— EXERCISE TASK —
Gather all lines in the entries that include the word "name".

— SUPPLIED DATA —
══════

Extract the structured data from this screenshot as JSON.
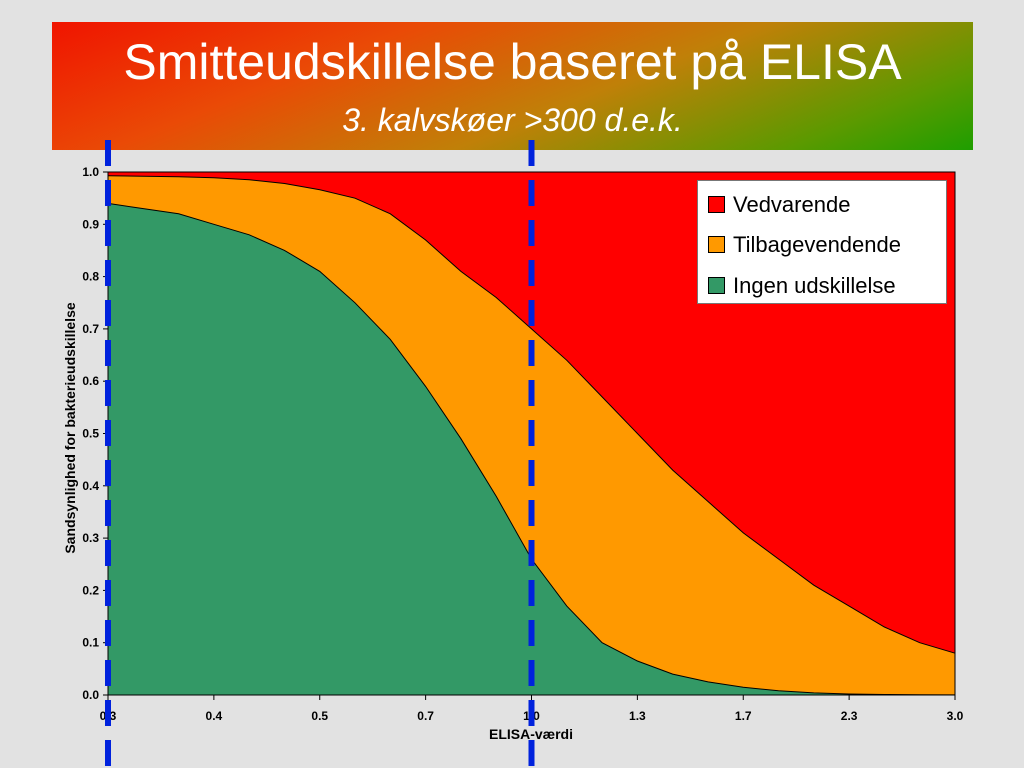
{
  "title": "Smitteudskillelse baseret på ELISA",
  "subtitle": "3. kalvskøer >300 d.e.k.",
  "colors": {
    "vedvarende": "#ff0000",
    "tilbagevendende": "#ff9900",
    "ingen": "#339966",
    "marker_lines": "#0022dd"
  },
  "chart_data": {
    "type": "area",
    "stacked": true,
    "xlabel": "ELISA-værdi",
    "ylabel": "Sandsynlighed for bakterieudskillelse",
    "x_ticks": [
      "0.3",
      "0.4",
      "0.5",
      "0.7",
      "1.0",
      "1.3",
      "1.7",
      "2.3",
      "3.0"
    ],
    "y_ticks": [
      "0.0",
      "0.1",
      "0.2",
      "0.3",
      "0.4",
      "0.5",
      "0.6",
      "0.7",
      "0.8",
      "0.9",
      "1.0"
    ],
    "ylim": [
      0,
      1
    ],
    "legend_position": "top-right",
    "series": [
      {
        "name": "Ingen udskillelse",
        "cumulative_upper": [
          0.94,
          0.93,
          0.92,
          0.9,
          0.88,
          0.85,
          0.81,
          0.75,
          0.68,
          0.59,
          0.49,
          0.38,
          0.26,
          0.17,
          0.1,
          0.065,
          0.04,
          0.025,
          0.015,
          0.008,
          0.004,
          0.002,
          0.001,
          0.0005,
          0.0002
        ]
      },
      {
        "name": "Tilbagevendende",
        "cumulative_upper": [
          0.993,
          0.992,
          0.991,
          0.989,
          0.985,
          0.978,
          0.966,
          0.95,
          0.92,
          0.87,
          0.81,
          0.76,
          0.7,
          0.64,
          0.57,
          0.5,
          0.43,
          0.37,
          0.31,
          0.26,
          0.21,
          0.17,
          0.13,
          0.1,
          0.08
        ]
      },
      {
        "name": "Vedvarende",
        "cumulative_upper": [
          1,
          1,
          1,
          1,
          1,
          1,
          1,
          1,
          1,
          1,
          1,
          1,
          1,
          1,
          1,
          1,
          1,
          1,
          1,
          1,
          1,
          1,
          1,
          1,
          1
        ]
      }
    ],
    "marker_lines_at": [
      "0.3",
      "1.0"
    ]
  }
}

══════

— EXERCISE SOLUTION —
        "name": "Ingen udskillelse",
        "name": "Tilbagevendende",
        "name": "Vedvarende",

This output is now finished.